**Instructions for the task**. Find each line with the string "this" and copy it.

**Data records**.

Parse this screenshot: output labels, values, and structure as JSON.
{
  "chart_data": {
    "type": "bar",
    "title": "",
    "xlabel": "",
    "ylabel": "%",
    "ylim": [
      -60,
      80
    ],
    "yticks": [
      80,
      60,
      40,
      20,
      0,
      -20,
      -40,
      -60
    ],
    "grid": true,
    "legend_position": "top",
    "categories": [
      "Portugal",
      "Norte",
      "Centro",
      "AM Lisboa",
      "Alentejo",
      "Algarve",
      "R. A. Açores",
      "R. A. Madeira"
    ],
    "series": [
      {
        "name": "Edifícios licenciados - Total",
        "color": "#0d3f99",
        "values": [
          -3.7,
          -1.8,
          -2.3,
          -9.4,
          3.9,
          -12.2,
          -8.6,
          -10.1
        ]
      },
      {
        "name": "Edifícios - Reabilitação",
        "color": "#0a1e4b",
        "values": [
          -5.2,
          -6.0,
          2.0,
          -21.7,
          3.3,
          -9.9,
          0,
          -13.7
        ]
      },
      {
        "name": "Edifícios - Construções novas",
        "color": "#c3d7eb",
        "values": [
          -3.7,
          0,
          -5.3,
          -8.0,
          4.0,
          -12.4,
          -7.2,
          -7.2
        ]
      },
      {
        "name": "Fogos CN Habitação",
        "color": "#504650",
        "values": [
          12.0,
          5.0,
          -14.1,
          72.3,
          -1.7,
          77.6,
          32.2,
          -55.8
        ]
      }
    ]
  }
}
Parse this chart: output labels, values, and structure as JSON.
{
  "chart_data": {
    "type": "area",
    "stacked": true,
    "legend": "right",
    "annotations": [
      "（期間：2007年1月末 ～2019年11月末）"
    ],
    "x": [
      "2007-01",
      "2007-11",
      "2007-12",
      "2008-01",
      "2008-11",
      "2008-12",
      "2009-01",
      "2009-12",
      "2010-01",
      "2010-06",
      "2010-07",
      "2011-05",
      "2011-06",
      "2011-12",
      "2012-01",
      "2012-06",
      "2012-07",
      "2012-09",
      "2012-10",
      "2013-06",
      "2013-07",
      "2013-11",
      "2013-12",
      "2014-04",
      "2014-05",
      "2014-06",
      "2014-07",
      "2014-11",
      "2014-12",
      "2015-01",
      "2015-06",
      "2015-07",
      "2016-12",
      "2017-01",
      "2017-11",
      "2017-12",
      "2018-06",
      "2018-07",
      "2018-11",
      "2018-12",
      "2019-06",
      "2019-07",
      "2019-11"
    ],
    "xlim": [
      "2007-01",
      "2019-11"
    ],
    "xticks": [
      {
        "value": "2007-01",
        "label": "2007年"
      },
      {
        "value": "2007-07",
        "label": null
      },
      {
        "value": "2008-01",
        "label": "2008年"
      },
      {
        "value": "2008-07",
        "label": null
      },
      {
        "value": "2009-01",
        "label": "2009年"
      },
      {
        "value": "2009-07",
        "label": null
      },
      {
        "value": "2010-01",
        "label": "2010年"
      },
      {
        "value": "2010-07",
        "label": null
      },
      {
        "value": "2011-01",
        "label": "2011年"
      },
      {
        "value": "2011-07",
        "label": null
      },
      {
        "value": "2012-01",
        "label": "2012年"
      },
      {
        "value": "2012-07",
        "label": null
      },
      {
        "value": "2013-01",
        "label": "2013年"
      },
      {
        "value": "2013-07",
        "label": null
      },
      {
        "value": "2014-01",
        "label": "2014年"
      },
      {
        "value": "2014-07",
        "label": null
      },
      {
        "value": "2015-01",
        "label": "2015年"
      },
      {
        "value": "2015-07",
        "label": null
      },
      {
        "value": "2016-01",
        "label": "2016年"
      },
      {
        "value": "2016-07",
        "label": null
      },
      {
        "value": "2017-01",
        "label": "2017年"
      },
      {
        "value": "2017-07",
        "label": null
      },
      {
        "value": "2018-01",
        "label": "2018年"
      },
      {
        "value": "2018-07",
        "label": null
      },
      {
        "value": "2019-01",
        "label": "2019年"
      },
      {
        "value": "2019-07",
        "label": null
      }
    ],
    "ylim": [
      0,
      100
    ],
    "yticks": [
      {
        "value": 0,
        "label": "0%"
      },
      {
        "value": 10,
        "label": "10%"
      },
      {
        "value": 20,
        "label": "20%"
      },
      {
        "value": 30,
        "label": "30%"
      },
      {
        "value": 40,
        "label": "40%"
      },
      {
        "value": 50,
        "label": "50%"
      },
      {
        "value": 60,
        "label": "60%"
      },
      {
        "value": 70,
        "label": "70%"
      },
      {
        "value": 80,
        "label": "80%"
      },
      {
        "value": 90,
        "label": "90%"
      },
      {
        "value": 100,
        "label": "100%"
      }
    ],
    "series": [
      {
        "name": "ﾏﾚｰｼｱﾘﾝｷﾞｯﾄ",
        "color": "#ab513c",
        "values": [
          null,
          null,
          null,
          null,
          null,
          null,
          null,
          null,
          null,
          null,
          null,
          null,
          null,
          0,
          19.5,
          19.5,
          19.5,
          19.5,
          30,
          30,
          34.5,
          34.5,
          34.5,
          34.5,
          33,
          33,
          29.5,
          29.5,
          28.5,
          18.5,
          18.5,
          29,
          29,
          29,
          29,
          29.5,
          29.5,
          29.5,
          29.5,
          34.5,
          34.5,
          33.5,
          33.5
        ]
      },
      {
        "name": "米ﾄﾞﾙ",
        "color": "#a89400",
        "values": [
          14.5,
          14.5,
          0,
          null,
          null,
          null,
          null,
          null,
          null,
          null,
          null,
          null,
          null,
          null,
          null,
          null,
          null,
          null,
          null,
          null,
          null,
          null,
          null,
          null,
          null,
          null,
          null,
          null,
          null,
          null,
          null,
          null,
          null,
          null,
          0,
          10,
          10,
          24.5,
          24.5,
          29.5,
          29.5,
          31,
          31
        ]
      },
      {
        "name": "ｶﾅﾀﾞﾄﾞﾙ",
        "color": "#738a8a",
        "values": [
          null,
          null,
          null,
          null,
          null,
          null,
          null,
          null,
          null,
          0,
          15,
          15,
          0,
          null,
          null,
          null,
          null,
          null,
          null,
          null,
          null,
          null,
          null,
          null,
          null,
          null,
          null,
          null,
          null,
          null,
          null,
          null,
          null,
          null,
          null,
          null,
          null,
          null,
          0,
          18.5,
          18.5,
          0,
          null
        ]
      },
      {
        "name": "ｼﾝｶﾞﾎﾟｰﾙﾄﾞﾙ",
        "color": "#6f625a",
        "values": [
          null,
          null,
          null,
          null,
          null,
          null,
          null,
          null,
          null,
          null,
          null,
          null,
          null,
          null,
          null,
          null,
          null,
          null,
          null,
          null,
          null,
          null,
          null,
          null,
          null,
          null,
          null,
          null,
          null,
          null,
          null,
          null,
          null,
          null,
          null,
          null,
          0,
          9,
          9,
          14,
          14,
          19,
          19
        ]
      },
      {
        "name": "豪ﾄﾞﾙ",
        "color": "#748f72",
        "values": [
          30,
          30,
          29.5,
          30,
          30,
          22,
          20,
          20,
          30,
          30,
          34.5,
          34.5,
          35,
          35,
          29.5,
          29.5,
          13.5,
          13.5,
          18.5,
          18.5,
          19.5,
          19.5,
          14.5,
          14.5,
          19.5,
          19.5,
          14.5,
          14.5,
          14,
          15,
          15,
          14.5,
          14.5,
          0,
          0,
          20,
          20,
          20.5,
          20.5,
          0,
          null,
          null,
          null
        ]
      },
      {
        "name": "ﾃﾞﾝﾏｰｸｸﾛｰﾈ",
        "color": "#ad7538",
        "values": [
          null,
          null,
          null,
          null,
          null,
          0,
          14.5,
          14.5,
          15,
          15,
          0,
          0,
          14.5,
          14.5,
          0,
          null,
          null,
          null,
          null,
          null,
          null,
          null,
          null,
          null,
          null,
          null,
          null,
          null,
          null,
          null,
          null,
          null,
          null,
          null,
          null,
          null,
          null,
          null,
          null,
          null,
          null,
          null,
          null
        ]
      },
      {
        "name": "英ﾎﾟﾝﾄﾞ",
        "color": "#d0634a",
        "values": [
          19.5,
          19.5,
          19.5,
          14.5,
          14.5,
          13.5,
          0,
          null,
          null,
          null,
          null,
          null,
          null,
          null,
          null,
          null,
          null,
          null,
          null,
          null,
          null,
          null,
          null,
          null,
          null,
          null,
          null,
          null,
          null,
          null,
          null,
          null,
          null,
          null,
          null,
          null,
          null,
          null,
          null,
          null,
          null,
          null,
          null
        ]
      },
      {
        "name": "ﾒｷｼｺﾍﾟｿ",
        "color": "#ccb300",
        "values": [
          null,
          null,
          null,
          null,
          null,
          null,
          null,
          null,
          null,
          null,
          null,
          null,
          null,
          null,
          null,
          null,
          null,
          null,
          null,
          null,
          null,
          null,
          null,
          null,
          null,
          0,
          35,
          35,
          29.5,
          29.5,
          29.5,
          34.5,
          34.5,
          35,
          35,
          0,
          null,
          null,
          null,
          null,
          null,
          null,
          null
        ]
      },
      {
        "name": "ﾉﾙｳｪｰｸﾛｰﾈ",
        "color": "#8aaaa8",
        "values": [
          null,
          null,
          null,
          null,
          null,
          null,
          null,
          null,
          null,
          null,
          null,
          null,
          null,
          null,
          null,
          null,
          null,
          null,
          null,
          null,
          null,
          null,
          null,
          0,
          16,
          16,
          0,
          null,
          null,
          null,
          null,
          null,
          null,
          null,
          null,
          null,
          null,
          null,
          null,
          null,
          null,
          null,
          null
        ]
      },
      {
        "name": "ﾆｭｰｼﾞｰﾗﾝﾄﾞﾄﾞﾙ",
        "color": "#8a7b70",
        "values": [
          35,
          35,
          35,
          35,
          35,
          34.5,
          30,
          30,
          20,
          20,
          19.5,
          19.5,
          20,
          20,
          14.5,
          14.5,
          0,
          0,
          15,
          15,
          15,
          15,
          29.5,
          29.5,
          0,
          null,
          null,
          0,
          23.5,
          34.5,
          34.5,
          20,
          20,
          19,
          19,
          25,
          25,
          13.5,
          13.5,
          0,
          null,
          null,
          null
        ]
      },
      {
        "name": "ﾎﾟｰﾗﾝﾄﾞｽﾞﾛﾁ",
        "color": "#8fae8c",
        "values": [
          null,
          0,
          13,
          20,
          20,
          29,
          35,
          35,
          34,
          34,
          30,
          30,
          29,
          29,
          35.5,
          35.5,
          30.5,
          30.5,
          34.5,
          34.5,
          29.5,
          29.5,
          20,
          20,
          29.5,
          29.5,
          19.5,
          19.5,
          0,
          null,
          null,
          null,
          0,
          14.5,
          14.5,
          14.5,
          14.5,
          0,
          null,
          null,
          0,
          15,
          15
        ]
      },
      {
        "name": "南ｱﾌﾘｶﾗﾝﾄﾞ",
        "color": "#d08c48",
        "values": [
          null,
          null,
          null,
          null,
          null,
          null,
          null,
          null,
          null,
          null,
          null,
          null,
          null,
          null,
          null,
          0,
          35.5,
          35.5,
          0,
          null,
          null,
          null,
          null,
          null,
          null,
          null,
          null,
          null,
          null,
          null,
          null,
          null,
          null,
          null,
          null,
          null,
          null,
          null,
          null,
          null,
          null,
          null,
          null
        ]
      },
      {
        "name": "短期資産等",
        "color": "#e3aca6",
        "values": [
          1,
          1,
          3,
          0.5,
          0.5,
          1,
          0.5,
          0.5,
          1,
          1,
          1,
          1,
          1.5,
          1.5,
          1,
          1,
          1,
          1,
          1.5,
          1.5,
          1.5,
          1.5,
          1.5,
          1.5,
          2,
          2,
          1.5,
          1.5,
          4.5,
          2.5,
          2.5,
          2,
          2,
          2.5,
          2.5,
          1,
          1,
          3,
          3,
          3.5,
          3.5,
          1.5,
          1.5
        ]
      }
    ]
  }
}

**Task output**.
Parse this screenshot: output labels, values, and structure as JSON.
Parse this chart: output labels, values, and structure as JSON.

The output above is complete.